Data entries:

# # # #

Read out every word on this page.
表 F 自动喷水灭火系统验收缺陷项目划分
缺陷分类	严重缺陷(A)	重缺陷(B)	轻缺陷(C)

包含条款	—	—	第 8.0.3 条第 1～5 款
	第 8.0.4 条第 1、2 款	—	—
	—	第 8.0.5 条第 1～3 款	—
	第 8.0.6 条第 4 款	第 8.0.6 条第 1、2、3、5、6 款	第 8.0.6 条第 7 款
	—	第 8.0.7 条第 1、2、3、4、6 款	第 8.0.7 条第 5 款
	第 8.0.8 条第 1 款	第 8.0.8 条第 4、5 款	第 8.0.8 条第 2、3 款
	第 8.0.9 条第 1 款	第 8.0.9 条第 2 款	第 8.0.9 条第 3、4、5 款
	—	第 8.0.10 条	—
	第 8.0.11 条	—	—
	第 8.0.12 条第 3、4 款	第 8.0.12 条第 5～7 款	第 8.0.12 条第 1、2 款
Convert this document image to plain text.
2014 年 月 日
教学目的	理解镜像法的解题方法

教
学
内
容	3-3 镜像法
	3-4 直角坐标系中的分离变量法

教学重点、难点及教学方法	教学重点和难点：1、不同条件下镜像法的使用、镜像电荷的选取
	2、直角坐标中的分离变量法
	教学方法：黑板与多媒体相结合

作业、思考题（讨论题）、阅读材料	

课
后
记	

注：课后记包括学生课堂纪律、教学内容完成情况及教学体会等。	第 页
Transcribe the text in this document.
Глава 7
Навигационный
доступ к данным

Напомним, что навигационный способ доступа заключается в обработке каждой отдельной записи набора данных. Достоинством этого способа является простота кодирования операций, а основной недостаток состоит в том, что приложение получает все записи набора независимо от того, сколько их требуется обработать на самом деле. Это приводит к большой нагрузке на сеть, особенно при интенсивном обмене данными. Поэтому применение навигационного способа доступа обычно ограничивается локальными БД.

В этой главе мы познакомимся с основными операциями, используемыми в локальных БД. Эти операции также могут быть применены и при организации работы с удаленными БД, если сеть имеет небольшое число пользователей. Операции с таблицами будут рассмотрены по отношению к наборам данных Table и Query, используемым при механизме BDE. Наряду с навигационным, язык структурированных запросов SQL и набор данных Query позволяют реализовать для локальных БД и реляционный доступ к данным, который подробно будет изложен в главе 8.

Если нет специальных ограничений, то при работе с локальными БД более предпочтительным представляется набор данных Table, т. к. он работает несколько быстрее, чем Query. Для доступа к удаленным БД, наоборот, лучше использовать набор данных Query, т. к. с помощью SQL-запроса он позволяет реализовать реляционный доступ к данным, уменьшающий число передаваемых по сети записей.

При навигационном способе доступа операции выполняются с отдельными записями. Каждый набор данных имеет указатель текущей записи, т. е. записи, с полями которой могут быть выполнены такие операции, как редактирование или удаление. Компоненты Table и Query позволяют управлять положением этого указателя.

# # # #

Your instructions:
From the listing above, extract all records word for word.

Solution for this exercise:
Read out every word on this page.
表 F 自动喷水灭火系统验收缺陷项目划分
缺陷分类	严重缺陷(A)	重缺陷(B)	轻缺陷(C)

包含条款	—	—	第 8.0.3 条第 1～5 款
	第 8.0.4 条第 1、2 款	—	—
	—	第 8.0.5 条第 1～3 款	—
	第 8.0.6 条第 4 款	第 8.0.6 条第 1、2、3、5、6 款	第 8.0.6 条第 7 款
	—	第 8.0.7 条第 1、2、3、4、6 款	第 8.0.7 条第 5 款
	第 8.0.8 条第 1 款	第 8.0.8 条第 4、5 款	第 8.0.8 条第 2、3 款
	第 8.0.9 条第 1 款	第 8.0.9 条第 2 款	第 8.0.9 条第 3、4、5 款
	—	第 8.0.10 条	—
	第 8.0.11 条	—	—
	第 8.0.12 条第 3、4 款	第 8.0.12 条第 5～7 款	第 8.0.12 条第 1、2 款
Convert this document image to plain text.
2014 年 月 日
教学目的	理解镜像法的解题方法

教
学
内
容	3-3 镜像法
	3-4 直角坐标系中的分离变量法

教学重点、难点及教学方法	教学重点和难点：1、不同条件下镜像法的使用、镜像电荷的选取
	2、直角坐标中的分离变量法
	教学方法：黑板与多媒体相结合

作业、思考题（讨论题）、阅读材料	

课
后
记	

注：课后记包括学生课堂纪律、教学内容完成情况及教学体会等。	第 页
Transcribe the text in this document.
Глава 7
Навигационный
доступ к данным

Напомним, что навигационный способ доступа заключается в обработке каждой отдельной записи набора данных. Достоинством этого способа является простота кодирования операций, а основной недостаток состоит в том, что приложение получает все записи набора независимо от того, сколько их требуется обработать на самом деле. Это приводит к большой нагрузке на сеть, особенно при интенсивном обмене данными. Поэтому применение навигационного способа доступа обычно ограничивается локальными БД.

В этой главе мы познакомимся с основными операциями, используемыми в локальных БД. Эти операции также могут быть применены и при организации работы с удаленными БД, если сеть имеет небольшое число пользователей. Операции с таблицами будут рассмотрены по отношению к наборам данных Table и Query, используемым при механизме BDE. Наряду с навигационным, язык структурированных запросов SQL и набор данных Query позволяют реализовать для локальных БД и реляционный доступ к данным, который подробно будет изложен в главе 8.

Если нет специальных ограничений, то при работе с локальными БД более предпочтительным представляется набор данных Table, т. к. он работает несколько быстрее, чем Query. Для доступа к удаленным БД, наоборот, лучше использовать набор данных Query, т. к. с помощью SQL-запроса он позволяет реализовать реляционный доступ к данным, уменьшающий число передаваемых по сети записей.

При навигационном способе доступа операции выполняются с отдельными записями. Каждый набор данных имеет указатель текущей записи, т. е. записи, с полями которой могут быть выполнены такие операции, как редактирование или удаление. Компоненты Table и Query позволяют управлять положением этого указателя.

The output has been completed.